Exercício proposto A –
Segundo o texto sobre o Westway LAB, em que local decorrem as conferências do segundo dia?
Exercício proposto B –
Prossiga a redação do texto sobre o Westway LAB a partir da última frase apresentada.

Conferências e concertos de Violetta Zironi, João Pascoal & Lince e Beatriz Nunes & Mickey no segundo dia do festival vimaranense.

Westway LAB Festival 2019 – Dia 2: uma lição para a vida

Fotografia: Os Fredericos
Publicado a: 12/04/2019

O segundo dia do Westway LAB começa, à imagem dos anos anteriores, com conferências. E é nas salas do Palácio Vila Flor que tudo acontece. A primeira da manhã, intitulada Supervisão Musical Nos EUA, é conduzida por Lisa Hresko, da A2IM, a AMAEI norte-americana, Eric Johnson, da McCann, rede global ligada à publicidade, e Dan Burt, da J Walther Thompson, uma agência de publicidade multinacional.

Os supervisores musicais têm como uma das principais funções fazer a ponte entre a indústria musical e as entidades que queiram utilizar excertos áudio em seu benefício – no âmbito de publicidade, como são exemplo os casos abordados no presente painel, ou em contexto cinematográfico, como foi explorado na edição de 2018 num debate que juntou Markus Linde, Rodrigo Leão e Pia Hoffmann na mesma sala. O intuito é não só facilitar o processo de escolha mas também garantir que tudo acontece nos trâmites legais, com as devidas licenças e pagamentos a serem garantidos.

Dados fornecidos –

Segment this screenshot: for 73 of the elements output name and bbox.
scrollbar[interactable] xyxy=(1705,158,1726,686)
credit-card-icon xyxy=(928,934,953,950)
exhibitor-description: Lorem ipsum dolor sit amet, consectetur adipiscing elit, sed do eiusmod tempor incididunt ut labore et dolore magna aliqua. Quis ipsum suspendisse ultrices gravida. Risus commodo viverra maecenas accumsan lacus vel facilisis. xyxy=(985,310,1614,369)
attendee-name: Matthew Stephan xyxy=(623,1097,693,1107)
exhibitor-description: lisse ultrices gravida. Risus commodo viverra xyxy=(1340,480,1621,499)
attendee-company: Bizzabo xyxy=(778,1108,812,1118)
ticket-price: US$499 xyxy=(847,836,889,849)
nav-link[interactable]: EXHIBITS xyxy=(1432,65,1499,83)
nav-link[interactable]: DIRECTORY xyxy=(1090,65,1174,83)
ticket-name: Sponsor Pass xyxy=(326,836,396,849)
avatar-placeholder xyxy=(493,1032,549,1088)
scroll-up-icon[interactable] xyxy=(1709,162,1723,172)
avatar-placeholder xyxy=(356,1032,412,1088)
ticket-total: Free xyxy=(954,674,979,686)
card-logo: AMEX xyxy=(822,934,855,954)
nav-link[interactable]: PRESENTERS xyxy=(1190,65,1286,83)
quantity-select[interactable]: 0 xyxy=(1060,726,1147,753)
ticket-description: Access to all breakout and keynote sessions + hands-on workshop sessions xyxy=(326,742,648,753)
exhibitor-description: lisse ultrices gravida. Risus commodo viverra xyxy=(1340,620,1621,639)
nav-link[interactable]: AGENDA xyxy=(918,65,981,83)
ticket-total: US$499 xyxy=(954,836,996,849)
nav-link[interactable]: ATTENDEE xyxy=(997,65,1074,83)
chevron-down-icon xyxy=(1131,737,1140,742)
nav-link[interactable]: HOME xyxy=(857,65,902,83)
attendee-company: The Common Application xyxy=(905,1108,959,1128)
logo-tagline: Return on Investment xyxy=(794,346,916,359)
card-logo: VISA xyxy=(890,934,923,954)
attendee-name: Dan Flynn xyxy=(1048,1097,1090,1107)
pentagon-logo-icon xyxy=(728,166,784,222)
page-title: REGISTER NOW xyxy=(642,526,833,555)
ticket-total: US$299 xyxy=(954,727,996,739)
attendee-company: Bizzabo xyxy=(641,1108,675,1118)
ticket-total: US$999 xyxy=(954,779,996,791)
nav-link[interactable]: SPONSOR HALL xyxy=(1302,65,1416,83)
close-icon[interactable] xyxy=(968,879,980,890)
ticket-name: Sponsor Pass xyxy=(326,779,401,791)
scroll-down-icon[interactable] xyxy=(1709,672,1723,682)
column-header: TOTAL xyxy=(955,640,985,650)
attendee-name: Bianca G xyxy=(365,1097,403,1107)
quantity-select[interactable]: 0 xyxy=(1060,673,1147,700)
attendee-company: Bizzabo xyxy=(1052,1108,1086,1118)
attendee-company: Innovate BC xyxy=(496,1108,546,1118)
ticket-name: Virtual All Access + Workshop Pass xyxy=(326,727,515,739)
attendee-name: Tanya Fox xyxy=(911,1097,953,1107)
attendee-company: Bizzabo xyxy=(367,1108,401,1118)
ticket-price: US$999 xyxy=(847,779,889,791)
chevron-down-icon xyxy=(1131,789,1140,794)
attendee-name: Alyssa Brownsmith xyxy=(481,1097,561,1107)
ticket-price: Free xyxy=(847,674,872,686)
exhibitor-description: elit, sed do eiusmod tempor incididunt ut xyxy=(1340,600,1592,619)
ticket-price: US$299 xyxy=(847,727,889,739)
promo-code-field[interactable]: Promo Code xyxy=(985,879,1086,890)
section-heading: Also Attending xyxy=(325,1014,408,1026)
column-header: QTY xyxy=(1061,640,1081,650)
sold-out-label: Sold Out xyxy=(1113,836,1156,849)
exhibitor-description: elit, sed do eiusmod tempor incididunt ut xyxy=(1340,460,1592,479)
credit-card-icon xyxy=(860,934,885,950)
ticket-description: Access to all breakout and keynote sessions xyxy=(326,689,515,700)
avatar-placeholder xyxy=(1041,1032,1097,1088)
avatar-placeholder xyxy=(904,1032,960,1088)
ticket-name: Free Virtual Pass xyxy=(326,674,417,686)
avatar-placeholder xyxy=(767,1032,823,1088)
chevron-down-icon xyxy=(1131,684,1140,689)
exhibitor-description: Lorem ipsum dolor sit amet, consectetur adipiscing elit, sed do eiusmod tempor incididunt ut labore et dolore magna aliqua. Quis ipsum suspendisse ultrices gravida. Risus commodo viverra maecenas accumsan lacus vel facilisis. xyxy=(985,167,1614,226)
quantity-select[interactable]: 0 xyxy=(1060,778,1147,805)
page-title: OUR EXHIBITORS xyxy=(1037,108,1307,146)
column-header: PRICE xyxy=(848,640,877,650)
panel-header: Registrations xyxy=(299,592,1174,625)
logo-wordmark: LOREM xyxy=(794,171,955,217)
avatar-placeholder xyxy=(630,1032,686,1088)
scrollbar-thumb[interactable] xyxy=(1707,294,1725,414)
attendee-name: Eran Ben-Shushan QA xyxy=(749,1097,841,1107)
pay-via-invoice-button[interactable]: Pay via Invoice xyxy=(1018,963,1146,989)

Resposta correta A –
Nas salas do Palácio Vila Flor.

Resposta correta B –
Segue-se o interessantíssimo painel Blurred Lines: Onde acaba a composição e começa a produção hoje em dia? Ricardo Ferreira (mais ligado ao campo da produção) e Rui Ribeiro (especialista em arranjos de orquestras) são o centro de uma troca de ideias que visa perceber qual a linha que separa estes dois universos que tantas vezes caminham de mão dada. No início da sessão, Ricardo abre o seu Pro Tools e corre uma espécie de “antes e depois” de uma demo crua que recebera (batida, teclados e voz, num horizonte perto de The Weeknd) e sobre a qual trabalhara. O resultado final, depois de abordado por Ricardo, mostra uma canção mais coesa, com linhas de baixo adicionadas e uma bateria mais refinada.

Logo depois, Rui Ribeiro pega num exemplo muito familiar para mostrar o seu contributo enquanto músico-produtor. Trata-se de “Scratch My Back”, da portuguesa Áurea. A primeira versão mostra uma ideia-base gravada a partir de um teclado ou até mesmo de um computador. O resultado final, depois de passar pelos ouvidos e mãos de Ribeiro, vem acrescido de secções reais de orquestra com toda uma nova dinâmica.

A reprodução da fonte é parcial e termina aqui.